-- Exercise brief --
Give only one thing: the number of lines that include the word "JSON".

-- Supplied information --
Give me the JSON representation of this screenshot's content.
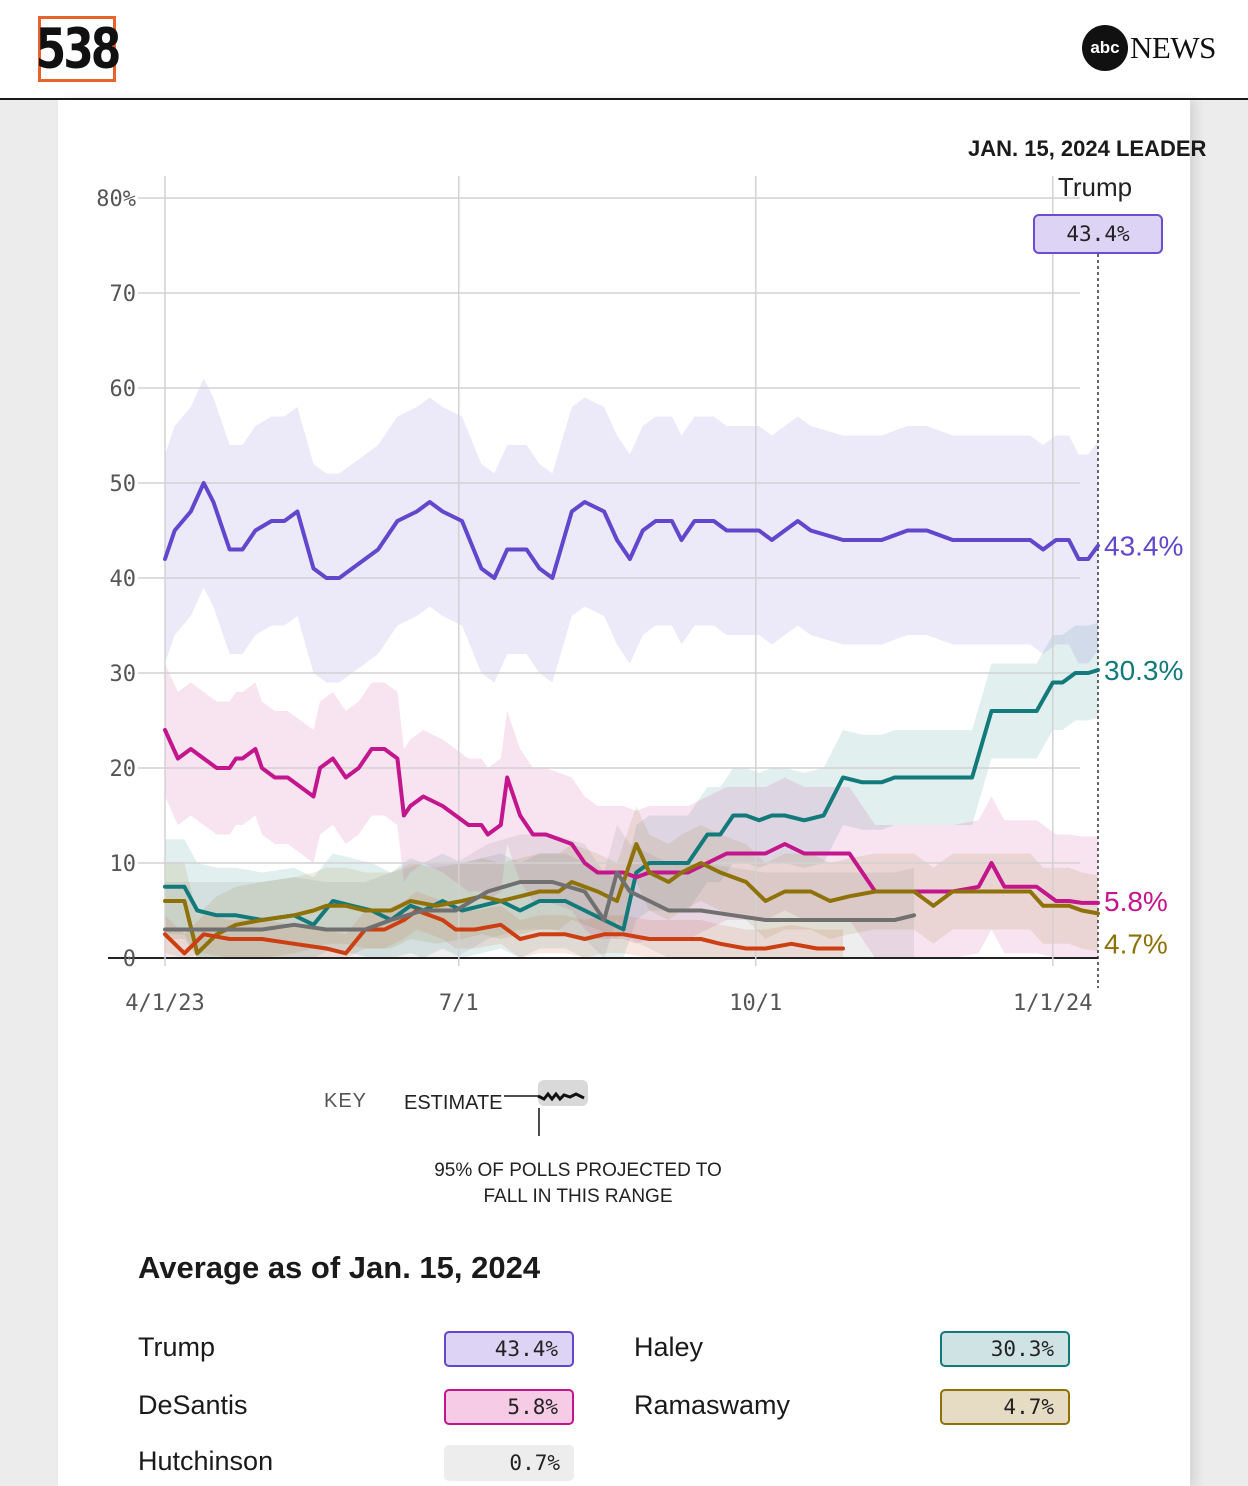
{
  "header": {
    "brand_538": "538",
    "brand_abc": "abc",
    "brand_news": "NEWS"
  },
  "leader": {
    "heading": "JAN. 15, 2024 LEADER",
    "name": "Trump",
    "value": "43.4%"
  },
  "colors": {
    "trump": "#6246cc",
    "haley": "#127a7a",
    "desantis": "#c4168c",
    "ramaswamy": "#8e7208",
    "hutchinson": "#cc3f12",
    "others": "#707070"
  },
  "chart_data": {
    "type": "line",
    "title": "",
    "xlabel": "",
    "ylabel": "",
    "x_range": [
      0,
      289
    ],
    "ylim": [
      0,
      80
    ],
    "y_ticks": [
      0,
      10,
      20,
      30,
      40,
      50,
      60,
      70,
      80
    ],
    "y_tick_labels": [
      "0",
      "10",
      "20",
      "30",
      "40",
      "50",
      "60",
      "70",
      "80%"
    ],
    "x_ticks": [
      0,
      91,
      183,
      275
    ],
    "x_tick_labels": [
      "4/1/23",
      "7/1",
      "10/1",
      "1/1/24"
    ],
    "x_unit": "days since 4/1/23",
    "current_day": 289,
    "series": [
      {
        "name": "Trump",
        "color_key": "trump",
        "end_label": "43.4%",
        "x": [
          0,
          3,
          8,
          12,
          15,
          20,
          24,
          28,
          33,
          37,
          41,
          46,
          50,
          54,
          58,
          62,
          66,
          72,
          78,
          82,
          86,
          92,
          98,
          102,
          106,
          112,
          116,
          120,
          126,
          130,
          136,
          140,
          144,
          148,
          152,
          157,
          160,
          164,
          166,
          170,
          174,
          180,
          184,
          188,
          192,
          196,
          200,
          210,
          216,
          222,
          230,
          236,
          244,
          250,
          256,
          260,
          264,
          268,
          272,
          276,
          280,
          283,
          286,
          289
        ],
        "y": [
          42,
          45,
          47,
          50,
          48,
          43,
          43,
          45,
          46,
          46,
          47,
          41,
          40,
          40,
          41,
          42,
          43,
          46,
          47,
          48,
          47,
          46,
          41,
          40,
          43,
          43,
          41,
          40,
          47,
          48,
          47,
          44,
          42,
          45,
          46,
          46,
          44,
          46,
          46,
          46,
          45,
          45,
          45,
          44,
          45,
          46,
          45,
          44,
          44,
          44,
          45,
          45,
          44,
          44,
          44,
          44,
          44,
          44,
          43,
          44,
          44,
          42,
          42,
          43.4
        ]
      },
      {
        "name": "Haley",
        "color_key": "haley",
        "end_label": "30.3%",
        "x": [
          0,
          6,
          10,
          16,
          22,
          30,
          40,
          46,
          52,
          58,
          64,
          70,
          76,
          80,
          86,
          92,
          98,
          104,
          110,
          116,
          124,
          130,
          136,
          142,
          146,
          150,
          156,
          162,
          168,
          172,
          176,
          180,
          184,
          188,
          192,
          198,
          204,
          210,
          216,
          222,
          226,
          230,
          236,
          244,
          250,
          256,
          262,
          264,
          270,
          275,
          278,
          282,
          286,
          289
        ],
        "y": [
          7.5,
          7.5,
          5,
          4.5,
          4.5,
          4,
          4.5,
          3.5,
          6,
          5.5,
          5,
          4,
          5.5,
          5,
          6,
          5,
          5.5,
          6,
          5,
          6,
          6,
          5,
          4,
          3,
          9,
          10,
          10,
          10,
          13,
          13,
          15,
          15,
          14.5,
          15,
          15,
          14.5,
          15,
          19,
          18.5,
          18.5,
          19,
          19,
          19,
          19,
          19,
          26,
          26,
          26,
          26,
          29,
          29,
          30,
          30,
          30.3
        ]
      },
      {
        "name": "DeSantis",
        "color_key": "desantis",
        "end_label": "5.8%",
        "x": [
          0,
          4,
          8,
          12,
          16,
          20,
          22,
          24,
          28,
          30,
          34,
          38,
          42,
          46,
          48,
          52,
          56,
          60,
          64,
          68,
          72,
          74,
          76,
          80,
          86,
          90,
          94,
          98,
          100,
          104,
          106,
          110,
          114,
          118,
          122,
          126,
          130,
          134,
          138,
          142,
          146,
          150,
          156,
          162,
          168,
          174,
          180,
          186,
          192,
          198,
          204,
          212,
          220,
          228,
          236,
          244,
          252,
          256,
          260,
          266,
          270,
          276,
          280,
          284,
          289
        ],
        "y": [
          24,
          21,
          22,
          21,
          20,
          20,
          21,
          21,
          22,
          20,
          19,
          19,
          18,
          17,
          20,
          21,
          19,
          20,
          22,
          22,
          21,
          15,
          16,
          17,
          16,
          15,
          14,
          14,
          13,
          14,
          19,
          15,
          13,
          13,
          12.5,
          12,
          10,
          9,
          9,
          9,
          8.5,
          9,
          9,
          9,
          10,
          11,
          11,
          11,
          12,
          11,
          11,
          11,
          7,
          7,
          7,
          7,
          7.5,
          10,
          7.5,
          7.5,
          7.5,
          6,
          6,
          5.8,
          5.8
        ]
      },
      {
        "name": "Ramaswamy",
        "color_key": "ramaswamy",
        "end_label": "4.7%",
        "x": [
          0,
          6,
          10,
          16,
          22,
          30,
          40,
          46,
          50,
          56,
          62,
          70,
          76,
          84,
          92,
          98,
          104,
          110,
          116,
          122,
          126,
          134,
          140,
          146,
          150,
          156,
          160,
          166,
          172,
          180,
          186,
          192,
          200,
          206,
          212,
          220,
          226,
          232,
          238,
          244,
          252,
          256,
          260,
          264,
          268,
          272,
          276,
          280,
          284,
          289
        ],
        "y": [
          6,
          6,
          0.5,
          2.5,
          3.5,
          4,
          4.5,
          5,
          5.5,
          5.5,
          5,
          5,
          6,
          5.5,
          6,
          6.5,
          6,
          6.5,
          7,
          7,
          8,
          7,
          6,
          12,
          9,
          8,
          9,
          10,
          9,
          8,
          6,
          7,
          7,
          6,
          6.5,
          7,
          7,
          7,
          5.5,
          7,
          7,
          7,
          7,
          7,
          7,
          5.5,
          5.5,
          5.5,
          5,
          4.7
        ]
      },
      {
        "name": "Hutchinson",
        "color_key": "hutchinson",
        "end_label": "",
        "x": [
          0,
          6,
          12,
          20,
          30,
          40,
          50,
          56,
          62,
          68,
          74,
          78,
          86,
          90,
          96,
          104,
          110,
          116,
          124,
          130,
          136,
          142,
          150,
          158,
          166,
          172,
          180,
          186,
          194,
          202,
          210
        ],
        "y": [
          2.5,
          0.5,
          2.5,
          2,
          2,
          1.5,
          1,
          0.5,
          3,
          3,
          4,
          5,
          4,
          3,
          3,
          3.5,
          2,
          2.5,
          2.5,
          2,
          2.5,
          2.5,
          2,
          2,
          2,
          1.5,
          1,
          1,
          1.5,
          1,
          1
        ]
      },
      {
        "name": "Others",
        "color_key": "others",
        "end_label": "",
        "x": [
          0,
          10,
          20,
          30,
          40,
          50,
          56,
          62,
          70,
          80,
          90,
          100,
          110,
          120,
          130,
          136,
          140,
          144,
          150,
          156,
          166,
          176,
          186,
          196,
          206,
          216,
          226,
          232
        ],
        "y": [
          3,
          3,
          3,
          3,
          3.5,
          3,
          3,
          3,
          4,
          5,
          5,
          7,
          8,
          8,
          7,
          4,
          9,
          7,
          6,
          5,
          5,
          4.5,
          4,
          4,
          4,
          4,
          4,
          4.5
        ]
      }
    ],
    "key": {
      "title": "KEY",
      "estimate_label": "ESTIMATE",
      "range_label_line1": "95% OF POLLS PROJECTED TO",
      "range_label_line2": "FALL IN THIS RANGE"
    }
  },
  "average": {
    "title": "Average as of Jan. 15, 2024",
    "candidates": [
      {
        "name": "Trump",
        "value": "43.4%",
        "color_key": "trump"
      },
      {
        "name": "Haley",
        "value": "30.3%",
        "color_key": "haley"
      },
      {
        "name": "DeSantis",
        "value": "5.8%",
        "color_key": "desantis"
      },
      {
        "name": "Ramaswamy",
        "value": "4.7%",
        "color_key": "ramaswamy"
      },
      {
        "name": "Hutchinson",
        "value": "0.7%",
        "color_key": "others"
      }
    ]
  }
}
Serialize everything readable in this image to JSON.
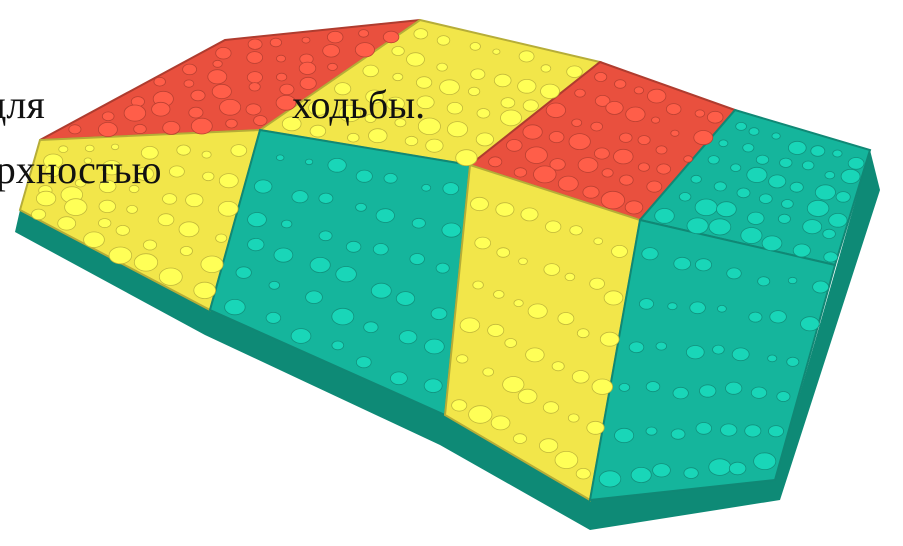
{
  "overlay_text": {
    "line1_left": "для",
    "line1_right": "ходьбы.",
    "line2": "ерхностью"
  },
  "subject": {
    "icon": "massage-mat-icon",
    "colors": {
      "red": "#e9503e",
      "yellow": "#f2e64a",
      "teal": "#15b59c",
      "teal_dark": "#0e8a76",
      "background": "#ffffff"
    },
    "tiles": [
      {
        "color": "red"
      },
      {
        "color": "yellow"
      },
      {
        "color": "red"
      },
      {
        "color": "teal"
      },
      {
        "color": "yellow"
      },
      {
        "color": "teal"
      },
      {
        "color": "yellow"
      },
      {
        "color": "teal"
      }
    ]
  }
}
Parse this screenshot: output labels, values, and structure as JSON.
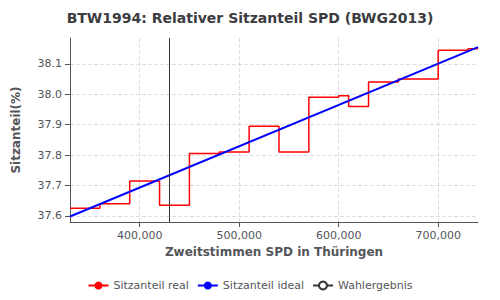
{
  "chart_data": {
    "type": "line",
    "title": "BTW1994: Relativer Sitzanteil SPD (BWG2013)",
    "xlabel": "Zweitstimmen SPD in Thüringen",
    "ylabel": "Sitzanteil(%)",
    "xlim": [
      330000,
      740000
    ],
    "ylim": [
      37.58,
      38.185
    ],
    "xticks": [
      {
        "value": 400000,
        "label": "400,000"
      },
      {
        "value": 500000,
        "label": "500,000"
      },
      {
        "value": 600000,
        "label": "600,000"
      },
      {
        "value": 700000,
        "label": "700,000"
      }
    ],
    "yticks": [
      37.6,
      37.7,
      37.8,
      37.9,
      {
        "value": 38.0,
        "label": "38.0"
      },
      38.1
    ],
    "grid": true,
    "legend": "bottom",
    "series": [
      {
        "name": "Sitzanteil real",
        "type": "line",
        "color": "#ff0000",
        "x": [
          330000,
          360000,
          360000,
          390000,
          390000,
          420000,
          420000,
          450000,
          450000,
          480000,
          480000,
          510000,
          510000,
          540000,
          540000,
          570000,
          570000,
          600000,
          600000,
          610000,
          610000,
          630000,
          630000,
          660000,
          660000,
          700000,
          700000,
          730000,
          730000,
          740000
        ],
        "values": [
          37.625,
          37.625,
          37.64,
          37.64,
          37.715,
          37.715,
          37.635,
          37.635,
          37.805,
          37.805,
          37.81,
          37.81,
          37.895,
          37.895,
          37.81,
          37.81,
          37.99,
          37.99,
          37.995,
          37.995,
          37.96,
          37.96,
          38.04,
          38.04,
          38.05,
          38.05,
          38.145,
          38.145,
          38.15,
          38.15
        ]
      },
      {
        "name": "Sitzanteil ideal",
        "type": "line",
        "color": "#0000ff",
        "x": [
          330000,
          740000
        ],
        "values": [
          37.598,
          38.155
        ]
      },
      {
        "name": "Wahlergebnis",
        "type": "vline",
        "color": "#333333",
        "x": 430000
      }
    ]
  }
}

-- Result --
3